# Dataset entries
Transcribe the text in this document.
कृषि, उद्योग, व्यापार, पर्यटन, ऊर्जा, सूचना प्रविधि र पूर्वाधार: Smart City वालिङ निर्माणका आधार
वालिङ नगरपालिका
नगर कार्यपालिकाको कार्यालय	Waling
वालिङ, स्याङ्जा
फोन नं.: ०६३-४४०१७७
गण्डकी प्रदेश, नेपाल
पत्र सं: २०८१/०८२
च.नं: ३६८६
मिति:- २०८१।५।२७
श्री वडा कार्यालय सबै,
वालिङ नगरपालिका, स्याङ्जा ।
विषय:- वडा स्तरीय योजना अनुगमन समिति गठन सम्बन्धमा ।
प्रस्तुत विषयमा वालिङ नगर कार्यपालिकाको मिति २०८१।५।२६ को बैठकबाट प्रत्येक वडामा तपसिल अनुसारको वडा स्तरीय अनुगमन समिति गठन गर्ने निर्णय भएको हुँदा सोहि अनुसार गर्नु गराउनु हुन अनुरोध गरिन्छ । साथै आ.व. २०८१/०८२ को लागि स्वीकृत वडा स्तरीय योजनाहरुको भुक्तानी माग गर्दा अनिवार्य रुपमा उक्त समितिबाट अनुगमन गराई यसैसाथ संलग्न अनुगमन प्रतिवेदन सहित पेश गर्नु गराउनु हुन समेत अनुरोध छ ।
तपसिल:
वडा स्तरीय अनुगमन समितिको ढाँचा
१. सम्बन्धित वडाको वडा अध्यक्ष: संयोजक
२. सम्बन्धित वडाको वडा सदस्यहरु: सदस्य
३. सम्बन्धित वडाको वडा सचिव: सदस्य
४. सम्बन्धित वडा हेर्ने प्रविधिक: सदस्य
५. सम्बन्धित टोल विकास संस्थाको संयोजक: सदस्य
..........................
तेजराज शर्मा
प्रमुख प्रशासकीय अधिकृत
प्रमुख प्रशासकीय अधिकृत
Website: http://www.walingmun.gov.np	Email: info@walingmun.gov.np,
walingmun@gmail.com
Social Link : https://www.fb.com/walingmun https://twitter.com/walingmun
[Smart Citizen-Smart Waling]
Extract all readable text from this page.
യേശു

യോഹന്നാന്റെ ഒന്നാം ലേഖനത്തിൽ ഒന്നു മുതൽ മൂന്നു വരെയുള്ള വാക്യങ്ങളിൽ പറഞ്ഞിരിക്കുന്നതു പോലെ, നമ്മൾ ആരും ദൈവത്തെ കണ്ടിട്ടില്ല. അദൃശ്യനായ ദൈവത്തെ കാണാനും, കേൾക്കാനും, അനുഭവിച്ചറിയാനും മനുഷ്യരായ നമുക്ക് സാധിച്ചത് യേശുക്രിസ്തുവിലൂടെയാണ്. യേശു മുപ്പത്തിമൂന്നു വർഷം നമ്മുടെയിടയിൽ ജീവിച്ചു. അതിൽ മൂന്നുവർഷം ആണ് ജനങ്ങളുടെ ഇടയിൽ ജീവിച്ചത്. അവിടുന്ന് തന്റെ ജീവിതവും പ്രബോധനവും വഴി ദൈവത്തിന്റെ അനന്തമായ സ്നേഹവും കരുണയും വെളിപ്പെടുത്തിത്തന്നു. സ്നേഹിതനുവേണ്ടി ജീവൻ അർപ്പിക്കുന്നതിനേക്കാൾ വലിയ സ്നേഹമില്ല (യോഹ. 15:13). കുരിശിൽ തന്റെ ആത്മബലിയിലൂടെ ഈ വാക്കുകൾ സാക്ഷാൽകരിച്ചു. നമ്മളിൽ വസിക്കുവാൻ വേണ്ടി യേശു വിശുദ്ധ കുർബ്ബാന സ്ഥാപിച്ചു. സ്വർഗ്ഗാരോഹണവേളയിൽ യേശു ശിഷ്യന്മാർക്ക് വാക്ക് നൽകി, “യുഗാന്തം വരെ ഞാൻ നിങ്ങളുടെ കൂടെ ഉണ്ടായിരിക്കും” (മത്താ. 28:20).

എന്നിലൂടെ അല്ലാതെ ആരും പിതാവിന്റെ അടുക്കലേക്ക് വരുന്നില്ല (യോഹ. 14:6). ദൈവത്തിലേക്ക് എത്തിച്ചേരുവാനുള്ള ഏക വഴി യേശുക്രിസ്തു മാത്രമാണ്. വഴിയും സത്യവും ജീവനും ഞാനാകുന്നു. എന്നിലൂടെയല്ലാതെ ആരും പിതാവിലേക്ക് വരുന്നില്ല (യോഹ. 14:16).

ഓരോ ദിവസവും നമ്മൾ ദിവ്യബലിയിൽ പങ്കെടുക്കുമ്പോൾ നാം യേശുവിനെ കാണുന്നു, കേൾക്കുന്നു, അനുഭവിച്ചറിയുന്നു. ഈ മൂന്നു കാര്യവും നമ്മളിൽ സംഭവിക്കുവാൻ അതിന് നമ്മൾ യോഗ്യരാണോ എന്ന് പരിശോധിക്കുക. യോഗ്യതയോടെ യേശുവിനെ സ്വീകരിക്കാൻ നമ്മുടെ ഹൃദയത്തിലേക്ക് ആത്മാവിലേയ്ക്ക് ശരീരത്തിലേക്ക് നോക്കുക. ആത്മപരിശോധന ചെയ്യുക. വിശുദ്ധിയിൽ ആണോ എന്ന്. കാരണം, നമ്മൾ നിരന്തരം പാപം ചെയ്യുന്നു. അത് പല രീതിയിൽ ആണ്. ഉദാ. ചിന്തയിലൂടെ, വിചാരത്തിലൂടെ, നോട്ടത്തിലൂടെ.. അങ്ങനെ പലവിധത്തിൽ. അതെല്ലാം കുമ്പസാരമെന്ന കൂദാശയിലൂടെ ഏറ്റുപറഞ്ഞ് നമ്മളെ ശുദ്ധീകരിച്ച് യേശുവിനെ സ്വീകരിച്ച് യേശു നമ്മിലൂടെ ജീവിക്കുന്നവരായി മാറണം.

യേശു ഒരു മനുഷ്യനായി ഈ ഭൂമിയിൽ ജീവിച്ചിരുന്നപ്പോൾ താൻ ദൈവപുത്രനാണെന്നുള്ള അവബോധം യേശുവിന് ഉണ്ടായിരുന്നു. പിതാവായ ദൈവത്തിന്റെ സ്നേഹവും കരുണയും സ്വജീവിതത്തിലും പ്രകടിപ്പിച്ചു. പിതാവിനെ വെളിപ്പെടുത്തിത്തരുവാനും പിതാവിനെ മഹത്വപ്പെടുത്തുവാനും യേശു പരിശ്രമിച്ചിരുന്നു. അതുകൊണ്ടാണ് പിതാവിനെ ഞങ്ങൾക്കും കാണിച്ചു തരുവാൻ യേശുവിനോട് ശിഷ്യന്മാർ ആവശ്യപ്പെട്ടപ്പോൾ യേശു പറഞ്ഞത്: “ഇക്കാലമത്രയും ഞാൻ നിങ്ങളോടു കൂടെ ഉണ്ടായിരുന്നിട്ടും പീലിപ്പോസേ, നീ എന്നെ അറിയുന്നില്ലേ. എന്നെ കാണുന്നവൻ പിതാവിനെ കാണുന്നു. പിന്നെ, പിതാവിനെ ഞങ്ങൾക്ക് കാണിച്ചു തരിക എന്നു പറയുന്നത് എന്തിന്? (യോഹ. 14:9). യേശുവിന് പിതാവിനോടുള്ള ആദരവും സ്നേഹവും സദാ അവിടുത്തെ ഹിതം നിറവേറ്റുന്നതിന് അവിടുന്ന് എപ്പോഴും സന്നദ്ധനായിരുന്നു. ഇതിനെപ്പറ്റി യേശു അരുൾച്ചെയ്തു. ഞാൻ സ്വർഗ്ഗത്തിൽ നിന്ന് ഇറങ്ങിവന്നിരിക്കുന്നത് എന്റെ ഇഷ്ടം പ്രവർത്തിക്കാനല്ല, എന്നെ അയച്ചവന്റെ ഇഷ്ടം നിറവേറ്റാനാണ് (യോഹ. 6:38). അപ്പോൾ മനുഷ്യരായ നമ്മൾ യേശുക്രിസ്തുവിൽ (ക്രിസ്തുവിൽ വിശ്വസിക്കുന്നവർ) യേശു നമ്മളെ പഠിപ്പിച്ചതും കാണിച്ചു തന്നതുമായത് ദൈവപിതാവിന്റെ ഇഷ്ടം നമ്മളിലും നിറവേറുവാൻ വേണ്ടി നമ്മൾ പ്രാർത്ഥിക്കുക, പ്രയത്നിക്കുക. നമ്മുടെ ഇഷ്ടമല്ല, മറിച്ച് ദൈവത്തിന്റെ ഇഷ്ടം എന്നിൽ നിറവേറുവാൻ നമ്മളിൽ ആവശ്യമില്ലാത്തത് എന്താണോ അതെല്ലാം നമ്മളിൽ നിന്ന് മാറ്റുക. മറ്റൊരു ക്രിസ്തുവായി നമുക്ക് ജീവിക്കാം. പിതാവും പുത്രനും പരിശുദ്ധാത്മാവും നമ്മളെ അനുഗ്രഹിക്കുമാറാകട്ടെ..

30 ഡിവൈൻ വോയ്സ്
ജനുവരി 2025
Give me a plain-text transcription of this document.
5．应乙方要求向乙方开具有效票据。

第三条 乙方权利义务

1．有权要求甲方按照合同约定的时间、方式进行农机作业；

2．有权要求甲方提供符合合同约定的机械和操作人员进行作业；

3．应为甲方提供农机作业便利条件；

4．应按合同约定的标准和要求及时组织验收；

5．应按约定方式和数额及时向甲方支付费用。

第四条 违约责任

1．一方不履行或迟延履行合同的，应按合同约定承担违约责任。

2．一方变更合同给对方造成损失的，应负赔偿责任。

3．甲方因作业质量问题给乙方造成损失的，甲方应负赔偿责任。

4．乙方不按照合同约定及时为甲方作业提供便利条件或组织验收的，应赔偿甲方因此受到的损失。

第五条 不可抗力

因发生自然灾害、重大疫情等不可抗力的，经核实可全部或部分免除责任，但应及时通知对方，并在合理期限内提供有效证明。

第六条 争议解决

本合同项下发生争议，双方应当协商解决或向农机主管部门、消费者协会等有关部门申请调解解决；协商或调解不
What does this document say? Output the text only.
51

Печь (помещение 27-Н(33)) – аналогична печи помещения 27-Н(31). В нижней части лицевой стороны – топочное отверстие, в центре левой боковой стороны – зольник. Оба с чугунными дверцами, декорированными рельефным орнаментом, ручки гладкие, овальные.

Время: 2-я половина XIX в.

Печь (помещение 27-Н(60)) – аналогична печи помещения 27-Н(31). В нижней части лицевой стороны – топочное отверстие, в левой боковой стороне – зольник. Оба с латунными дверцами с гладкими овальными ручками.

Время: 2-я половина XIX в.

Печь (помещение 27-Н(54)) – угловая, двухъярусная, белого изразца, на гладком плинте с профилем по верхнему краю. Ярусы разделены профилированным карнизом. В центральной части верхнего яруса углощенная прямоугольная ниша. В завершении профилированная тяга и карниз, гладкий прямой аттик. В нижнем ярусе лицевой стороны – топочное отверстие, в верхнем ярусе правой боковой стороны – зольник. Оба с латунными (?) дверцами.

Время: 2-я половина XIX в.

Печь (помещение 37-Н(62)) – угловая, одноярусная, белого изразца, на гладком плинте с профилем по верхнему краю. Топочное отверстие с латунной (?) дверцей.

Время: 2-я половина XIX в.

# Aim of the exercise
Return every line containing "лицевой".

# The response
Печь (помещение 27-Н(33)) – аналогична печи помещения 27-Н(31). В нижней части лицевой стороны – топочное отверстие, в центре левой боковой стороны – зольник. Оба с чугунными дверцами, декорированными рельефным орнаментом, ручки гладкие, овальные.
Печь (помещение 27-Н(60)) – аналогична печи помещения 27-Н(31). В нижней части лицевой стороны – топочное отверстие, в левой боковой стороне – зольник. Оба с латунными дверцами с гладкими овальными ручками.
Печь (помещение 27-Н(54)) – угловая, двухъярусная, белого изразца, на гладком плинте с профилем по верхнему краю. Ярусы разделены профилированным карнизом. В центральной части верхнего яруса углощенная прямоугольная ниша. В завершении профилированная тяга и карниз, гладкий прямой аттик. В нижнем ярусе лицевой стороны – топочное отверстие, в верхнем ярусе правой боковой стороны – зольник. Оба с латунными (?) дверцами.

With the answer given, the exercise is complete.